=== Task instructions ===
Make an exact copy of all the entries, but do not reproduce the pictures.

=== Supplied records ===
※ ※ ※

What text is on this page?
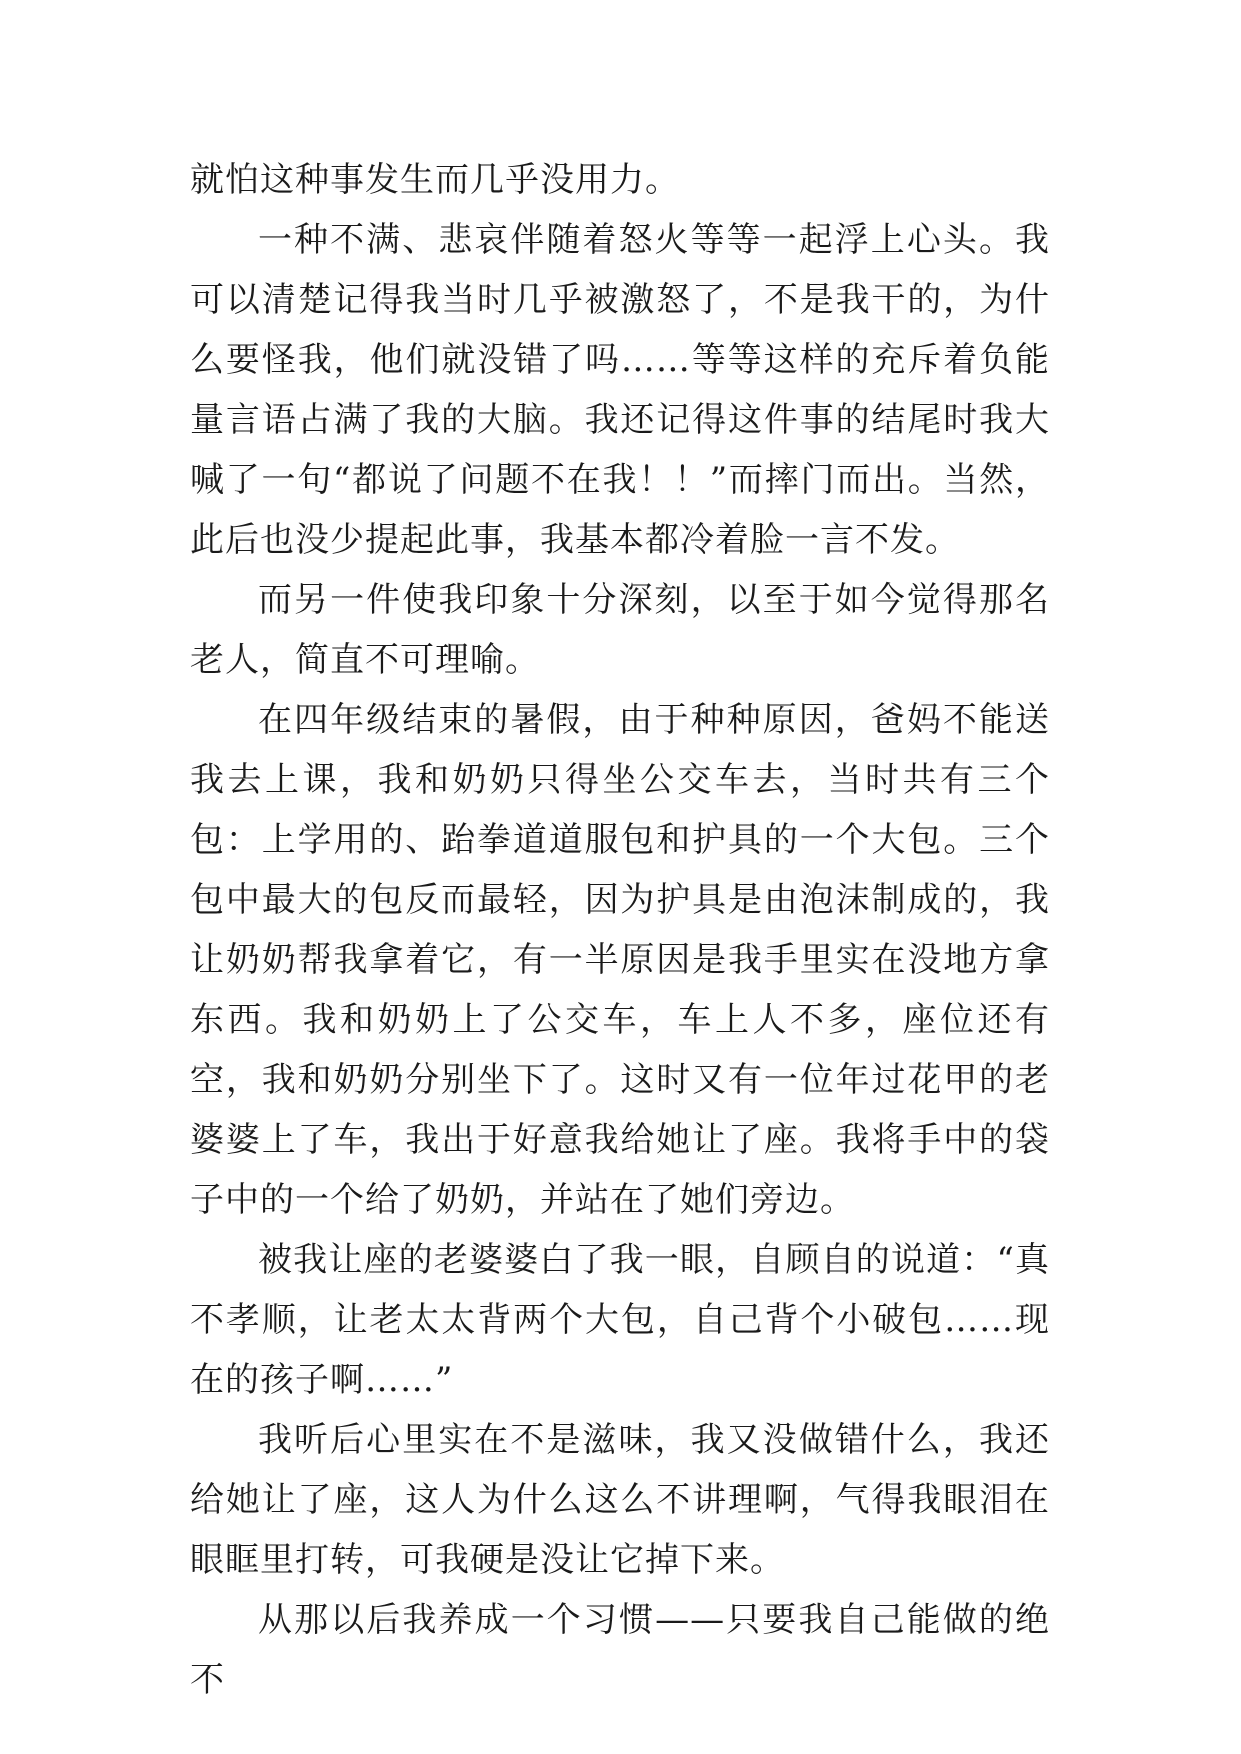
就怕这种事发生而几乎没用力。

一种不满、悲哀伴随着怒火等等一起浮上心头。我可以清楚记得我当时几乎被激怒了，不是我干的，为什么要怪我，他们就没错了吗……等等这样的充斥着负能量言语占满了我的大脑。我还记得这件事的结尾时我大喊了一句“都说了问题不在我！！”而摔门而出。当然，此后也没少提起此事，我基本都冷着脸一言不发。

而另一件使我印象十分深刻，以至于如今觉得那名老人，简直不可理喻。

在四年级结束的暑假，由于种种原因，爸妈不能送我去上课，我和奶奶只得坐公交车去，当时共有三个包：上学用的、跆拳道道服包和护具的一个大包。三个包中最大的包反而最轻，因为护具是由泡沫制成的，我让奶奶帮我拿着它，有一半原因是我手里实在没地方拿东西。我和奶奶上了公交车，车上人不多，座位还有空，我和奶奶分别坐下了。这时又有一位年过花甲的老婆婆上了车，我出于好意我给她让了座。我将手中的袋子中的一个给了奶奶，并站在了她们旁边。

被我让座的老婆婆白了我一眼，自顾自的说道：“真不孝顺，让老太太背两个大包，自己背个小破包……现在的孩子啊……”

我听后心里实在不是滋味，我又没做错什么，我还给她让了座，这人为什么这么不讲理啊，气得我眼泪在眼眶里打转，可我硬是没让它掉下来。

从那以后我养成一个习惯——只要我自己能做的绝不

※ ※ ※

=== Answer ===
What text is on this page?
就怕这种事发生而几乎没用力。

一种不满、悲哀伴随着怒火等等一起浮上心头。我可以清楚记得我当时几乎被激怒了，不是我干的，为什么要怪我，他们就没错了吗……等等这样的充斥着负能量言语占满了我的大脑。我还记得这件事的结尾时我大喊了一句“都说了问题不在我！！”而摔门而出。当然，此后也没少提起此事，我基本都冷着脸一言不发。

而另一件使我印象十分深刻，以至于如今觉得那名老人，简直不可理喻。

在四年级结束的暑假，由于种种原因，爸妈不能送我去上课，我和奶奶只得坐公交车去，当时共有三个包：上学用的、跆拳道道服包和护具的一个大包。三个包中最大的包反而最轻，因为护具是由泡沫制成的，我让奶奶帮我拿着它，有一半原因是我手里实在没地方拿东西。我和奶奶上了公交车，车上人不多，座位还有空，我和奶奶分别坐下了。这时又有一位年过花甲的老婆婆上了车，我出于好意我给她让了座。我将手中的袋子中的一个给了奶奶，并站在了她们旁边。

被我让座的老婆婆白了我一眼，自顾自的说道：“真不孝顺，让老太太背两个大包，自己背个小破包……现在的孩子啊……”

我听后心里实在不是滋味，我又没做错什么，我还给她让了座，这人为什么这么不讲理啊，气得我眼泪在眼眶里打转，可我硬是没让它掉下来。

从那以后我养成一个习惯——只要我自己能做的绝不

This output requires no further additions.